**THE PROBLEM**
Reproduce every record below exactly as written, but leave out any pictures.

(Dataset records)

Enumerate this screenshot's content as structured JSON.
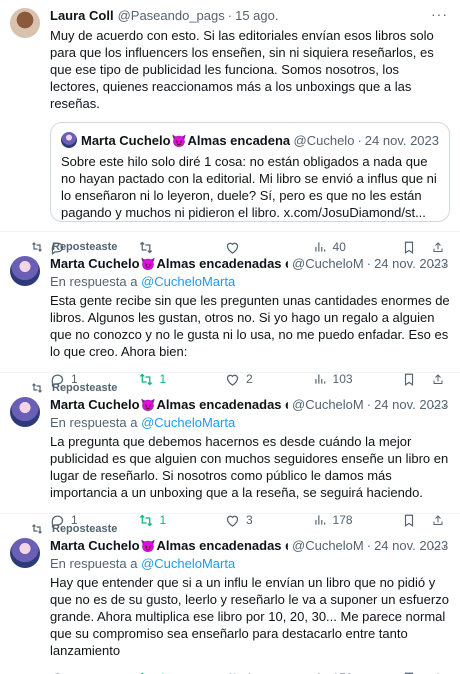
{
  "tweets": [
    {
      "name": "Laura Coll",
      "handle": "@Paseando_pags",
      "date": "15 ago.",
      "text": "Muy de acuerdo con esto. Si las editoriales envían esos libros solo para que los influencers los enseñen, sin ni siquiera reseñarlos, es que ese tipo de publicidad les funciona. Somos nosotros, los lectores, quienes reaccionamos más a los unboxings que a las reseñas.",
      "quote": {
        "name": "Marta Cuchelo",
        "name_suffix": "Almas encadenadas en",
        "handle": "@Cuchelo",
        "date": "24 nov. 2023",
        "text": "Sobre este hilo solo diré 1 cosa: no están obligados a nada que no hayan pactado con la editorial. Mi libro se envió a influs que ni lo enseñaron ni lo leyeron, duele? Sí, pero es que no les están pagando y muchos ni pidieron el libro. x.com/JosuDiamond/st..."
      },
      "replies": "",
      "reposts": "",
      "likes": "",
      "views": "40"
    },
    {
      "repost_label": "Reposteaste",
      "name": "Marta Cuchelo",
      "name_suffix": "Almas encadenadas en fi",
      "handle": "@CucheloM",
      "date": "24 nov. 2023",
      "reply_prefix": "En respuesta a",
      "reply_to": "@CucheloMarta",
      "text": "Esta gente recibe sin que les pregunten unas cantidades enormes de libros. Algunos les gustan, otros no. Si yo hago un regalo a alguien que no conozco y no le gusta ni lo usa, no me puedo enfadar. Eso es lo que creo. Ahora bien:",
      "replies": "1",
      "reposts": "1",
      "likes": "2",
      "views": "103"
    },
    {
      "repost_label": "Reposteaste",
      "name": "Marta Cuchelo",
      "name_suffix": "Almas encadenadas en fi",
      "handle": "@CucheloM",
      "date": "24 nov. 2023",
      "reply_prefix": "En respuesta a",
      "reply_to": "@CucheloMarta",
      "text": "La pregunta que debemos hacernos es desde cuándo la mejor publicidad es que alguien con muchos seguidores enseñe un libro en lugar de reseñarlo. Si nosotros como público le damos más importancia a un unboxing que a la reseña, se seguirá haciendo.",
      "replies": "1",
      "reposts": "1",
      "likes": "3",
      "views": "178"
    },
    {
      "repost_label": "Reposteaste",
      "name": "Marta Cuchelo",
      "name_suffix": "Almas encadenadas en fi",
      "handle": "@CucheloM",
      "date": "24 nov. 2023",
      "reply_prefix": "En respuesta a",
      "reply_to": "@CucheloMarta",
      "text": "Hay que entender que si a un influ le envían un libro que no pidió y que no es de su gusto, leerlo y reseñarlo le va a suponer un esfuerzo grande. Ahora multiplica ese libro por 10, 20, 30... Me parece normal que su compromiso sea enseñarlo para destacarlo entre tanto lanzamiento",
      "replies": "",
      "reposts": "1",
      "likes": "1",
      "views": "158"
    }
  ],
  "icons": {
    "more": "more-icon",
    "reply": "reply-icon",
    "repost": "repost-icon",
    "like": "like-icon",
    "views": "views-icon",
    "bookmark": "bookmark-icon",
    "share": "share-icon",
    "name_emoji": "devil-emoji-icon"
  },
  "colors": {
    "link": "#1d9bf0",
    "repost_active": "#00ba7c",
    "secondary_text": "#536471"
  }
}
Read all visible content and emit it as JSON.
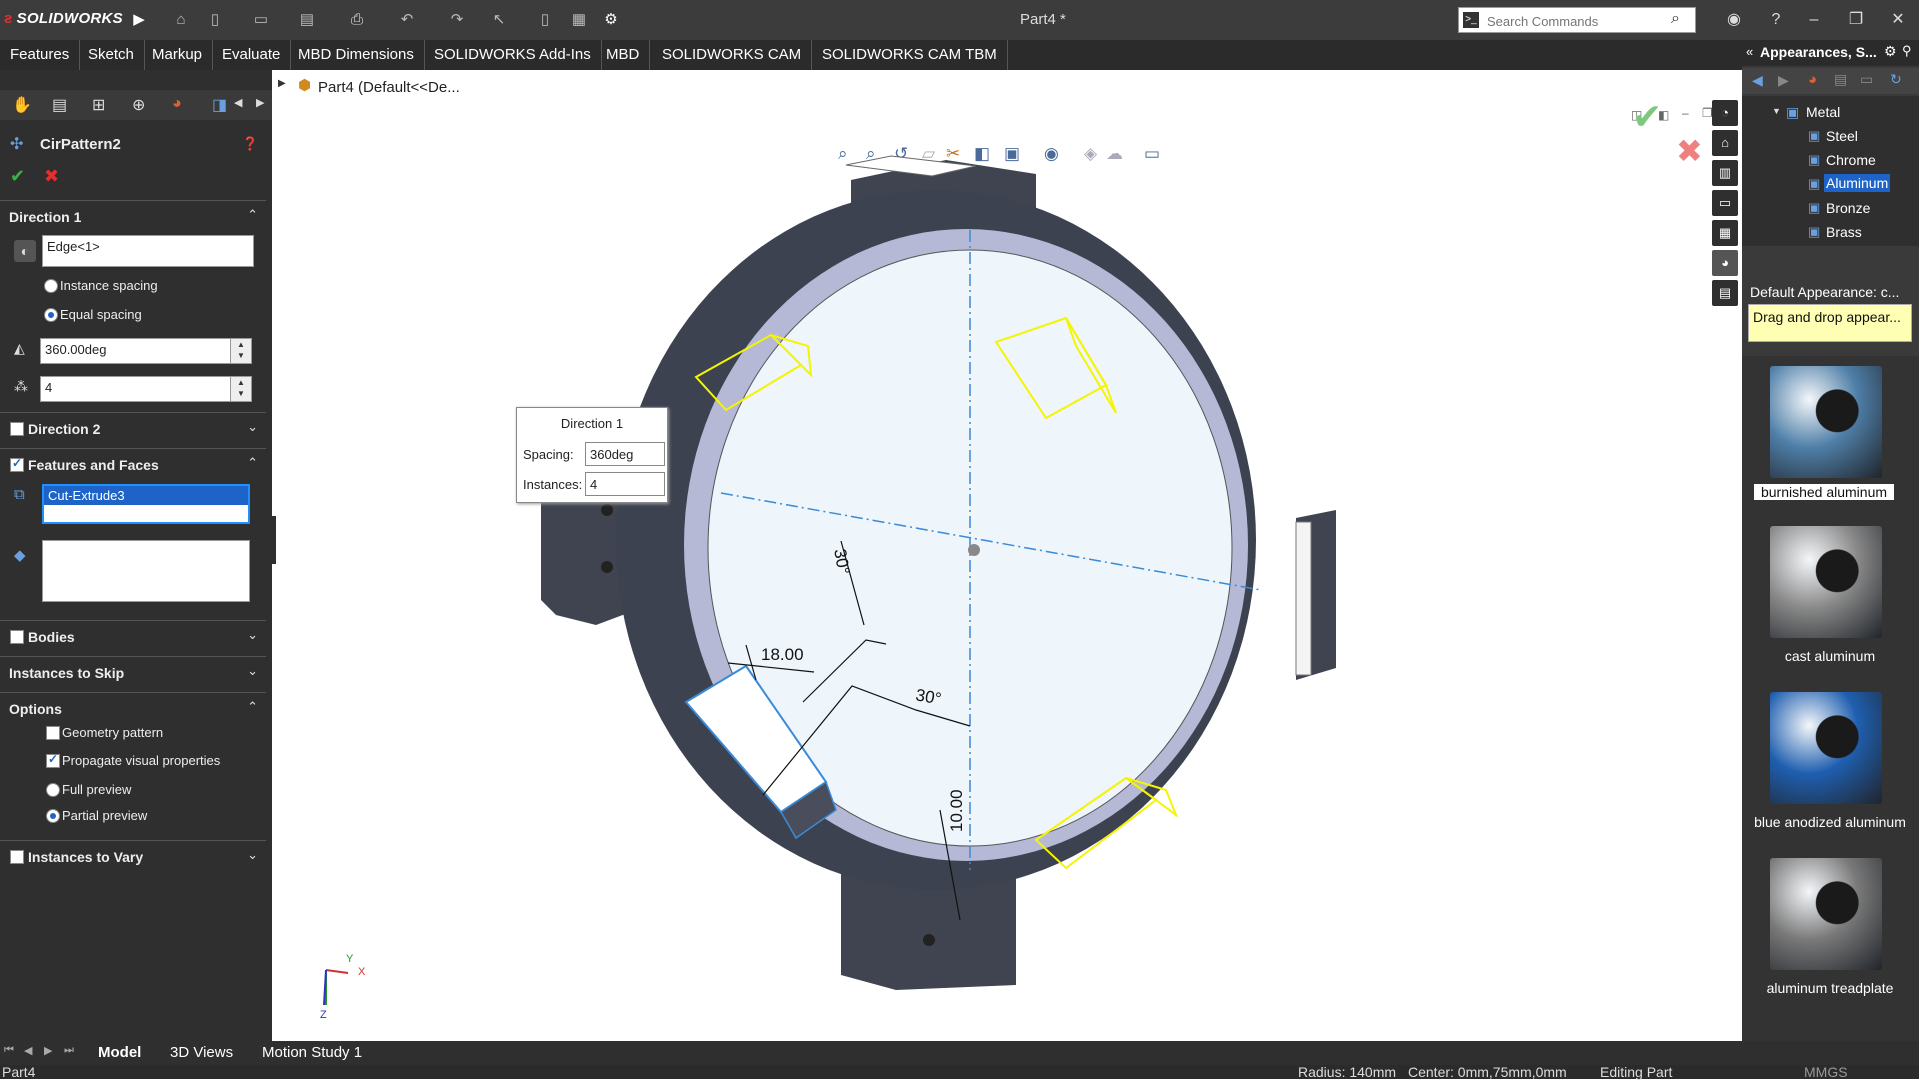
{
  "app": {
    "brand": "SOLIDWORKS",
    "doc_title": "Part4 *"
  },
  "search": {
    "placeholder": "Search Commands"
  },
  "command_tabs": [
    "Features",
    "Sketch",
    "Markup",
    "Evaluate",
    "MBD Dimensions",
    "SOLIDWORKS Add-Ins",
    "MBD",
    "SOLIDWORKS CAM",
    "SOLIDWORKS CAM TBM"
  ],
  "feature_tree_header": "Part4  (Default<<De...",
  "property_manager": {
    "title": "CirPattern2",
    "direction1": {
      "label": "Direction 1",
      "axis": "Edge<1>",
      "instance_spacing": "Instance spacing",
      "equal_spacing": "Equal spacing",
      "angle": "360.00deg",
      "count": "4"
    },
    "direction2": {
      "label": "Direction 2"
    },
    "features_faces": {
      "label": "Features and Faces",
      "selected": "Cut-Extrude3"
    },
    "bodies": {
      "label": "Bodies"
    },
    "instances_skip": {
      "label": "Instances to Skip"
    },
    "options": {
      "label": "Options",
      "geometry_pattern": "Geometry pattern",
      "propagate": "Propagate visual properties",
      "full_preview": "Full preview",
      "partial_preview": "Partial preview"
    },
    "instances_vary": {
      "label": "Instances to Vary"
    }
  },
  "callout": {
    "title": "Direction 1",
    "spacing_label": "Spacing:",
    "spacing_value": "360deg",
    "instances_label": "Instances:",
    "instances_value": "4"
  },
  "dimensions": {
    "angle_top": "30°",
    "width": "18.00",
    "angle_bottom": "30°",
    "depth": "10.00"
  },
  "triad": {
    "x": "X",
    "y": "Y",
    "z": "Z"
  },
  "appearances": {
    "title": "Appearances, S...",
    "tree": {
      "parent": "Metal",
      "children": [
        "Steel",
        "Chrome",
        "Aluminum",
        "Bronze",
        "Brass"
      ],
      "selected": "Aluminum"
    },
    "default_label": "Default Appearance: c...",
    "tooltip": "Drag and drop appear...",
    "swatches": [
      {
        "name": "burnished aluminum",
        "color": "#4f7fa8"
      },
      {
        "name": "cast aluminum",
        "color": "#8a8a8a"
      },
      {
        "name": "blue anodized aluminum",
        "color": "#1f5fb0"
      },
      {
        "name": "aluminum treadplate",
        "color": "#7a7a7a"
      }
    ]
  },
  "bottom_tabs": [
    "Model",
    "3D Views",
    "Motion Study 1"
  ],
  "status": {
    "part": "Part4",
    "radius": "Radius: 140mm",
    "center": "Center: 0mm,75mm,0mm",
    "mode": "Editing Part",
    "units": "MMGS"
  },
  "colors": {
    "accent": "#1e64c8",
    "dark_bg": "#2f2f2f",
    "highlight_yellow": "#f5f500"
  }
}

**COMPLETE ANSWER**
Enumerate this screenshot's content as structured JSON.
{
  "tweets": [
    {
      "name": "Laura Coll",
      "handle": "@Paseando_pags",
      "date": "15 ago.",
      "text": "Muy de acuerdo con esto. Si las editoriales envían esos libros solo para que los influencers los enseñen, sin ni siquiera reseñarlos, es que ese tipo de publicidad les funciona. Somos nosotros, los lectores, quienes reaccionamos más a los unboxings que a las reseñas.",
      "quote": {
        "name": "Marta Cuchelo",
        "name_suffix": "Almas encadenadas en",
        "handle": "@Cuchelo",
        "date": "24 nov. 2023",
        "text": "Sobre este hilo solo diré 1 cosa: no están obligados a nada que no hayan pactado con la editorial. Mi libro se envió a influs que ni lo enseñaron ni lo leyeron, duele? Sí, pero es que no les están pagando y muchos ni pidieron el libro. x.com/JosuDiamond/st..."
      },
      "replies": "",
      "reposts": "",
      "likes": "",
      "views": "40"
    },
    {
      "repost_label": "Reposteaste",
      "name": "Marta Cuchelo",
      "name_suffix": "Almas encadenadas en fi",
      "handle": "@CucheloM",
      "date": "24 nov. 2023",
      "reply_prefix": "En respuesta a",
      "reply_to": "@CucheloMarta",
      "text": "Esta gente recibe sin que les pregunten unas cantidades enormes de libros. Algunos les gustan, otros no. Si yo hago un regalo a alguien que no conozco y no le gusta ni lo usa, no me puedo enfadar. Eso es lo que creo. Ahora bien:",
      "replies": "1",
      "reposts": "1",
      "likes": "2",
      "views": "103"
    },
    {
      "repost_label": "Reposteaste",
      "name": "Marta Cuchelo",
      "name_suffix": "Almas encadenadas en fi",
      "handle": "@CucheloM",
      "date": "24 nov. 2023",
      "reply_prefix": "En respuesta a",
      "reply_to": "@CucheloMarta",
      "text": "La pregunta que debemos hacernos es desde cuándo la mejor publicidad es que alguien con muchos seguidores enseñe un libro en lugar de reseñarlo. Si nosotros como público le damos más importancia a un unboxing que a la reseña, se seguirá haciendo.",
      "replies": "1",
      "reposts": "1",
      "likes": "3",
      "views": "178"
    },
    {
      "repost_label": "Reposteaste",
      "name": "Marta Cuchelo",
      "name_suffix": "Almas encadenadas en fi",
      "handle": "@CucheloM",
      "date": "24 nov. 2023",
      "reply_prefix": "En respuesta a",
      "reply_to": "@CucheloMarta",
      "text": "Hay que entender que si a un influ le envían un libro que no pidió y que no es de su gusto, leerlo y reseñarlo le va a suponer un esfuerzo grande. Ahora multiplica ese libro por 10, 20, 30... Me parece normal que su compromiso sea enseñarlo para destacarlo entre tanto lanzamiento",
      "replies": "",
      "reposts": "1",
      "likes": "1",
      "views": "158"
    }
  ],
  "icons": {
    "more": "more-icon",
    "reply": "reply-icon",
    "repost": "repost-icon",
    "like": "like-icon",
    "views": "views-icon",
    "bookmark": "bookmark-icon",
    "share": "share-icon",
    "name_emoji": "devil-emoji-icon"
  },
  "colors": {
    "link": "#1d9bf0",
    "repost_active": "#00ba7c",
    "secondary_text": "#536471"
  }
}
Read all visible content and emit it as JSON.
{
  "app": {
    "brand": "SOLIDWORKS",
    "doc_title": "Part4 *"
  },
  "search": {
    "placeholder": "Search Commands"
  },
  "command_tabs": [
    "Features",
    "Sketch",
    "Markup",
    "Evaluate",
    "MBD Dimensions",
    "SOLIDWORKS Add-Ins",
    "MBD",
    "SOLIDWORKS CAM",
    "SOLIDWORKS CAM TBM"
  ],
  "feature_tree_header": "Part4  (Default<<De...",
  "property_manager": {
    "title": "CirPattern2",
    "direction1": {
      "label": "Direction 1",
      "axis": "Edge<1>",
      "instance_spacing": "Instance spacing",
      "equal_spacing": "Equal spacing",
      "angle": "360.00deg",
      "count": "4"
    },
    "direction2": {
      "label": "Direction 2"
    },
    "features_faces": {
      "label": "Features and Faces",
      "selected": "Cut-Extrude3"
    },
    "bodies": {
      "label": "Bodies"
    },
    "instances_skip": {
      "label": "Instances to Skip"
    },
    "options": {
      "label": "Options",
      "geometry_pattern": "Geometry pattern",
      "propagate": "Propagate visual properties",
      "full_preview": "Full preview",
      "partial_preview": "Partial preview"
    },
    "instances_vary": {
      "label": "Instances to Vary"
    }
  },
  "callout": {
    "title": "Direction 1",
    "spacing_label": "Spacing:",
    "spacing_value": "360deg",
    "instances_label": "Instances:",
    "instances_value": "4"
  },
  "dimensions": {
    "angle_top": "30°",
    "width": "18.00",
    "angle_bottom": "30°",
    "depth": "10.00"
  },
  "triad": {
    "x": "X",
    "y": "Y",
    "z": "Z"
  },
  "appearances": {
    "title": "Appearances, S...",
    "tree": {
      "parent": "Metal",
      "children": [
        "Steel",
        "Chrome",
        "Aluminum",
        "Bronze",
        "Brass"
      ],
      "selected": "Aluminum"
    },
    "default_label": "Default Appearance: c...",
    "tooltip": "Drag and drop appear...",
    "swatches": [
      {
        "name": "burnished aluminum",
        "color": "#4f7fa8"
      },
      {
        "name": "cast aluminum",
        "color": "#8a8a8a"
      },
      {
        "name": "blue anodized aluminum",
        "color": "#1f5fb0"
      },
      {
        "name": "aluminum treadplate",
        "color": "#7a7a7a"
      }
    ]
  },
  "bottom_tabs": [
    "Model",
    "3D Views",
    "Motion Study 1"
  ],
  "status": {
    "part": "Part4",
    "radius": "Radius: 140mm",
    "center": "Center: 0mm,75mm,0mm",
    "mode": "Editing Part",
    "units": "MMGS"
  },
  "colors": {
    "accent": "#1e64c8",
    "dark_bg": "#2f2f2f",
    "highlight_yellow": "#f5f500"
  }
}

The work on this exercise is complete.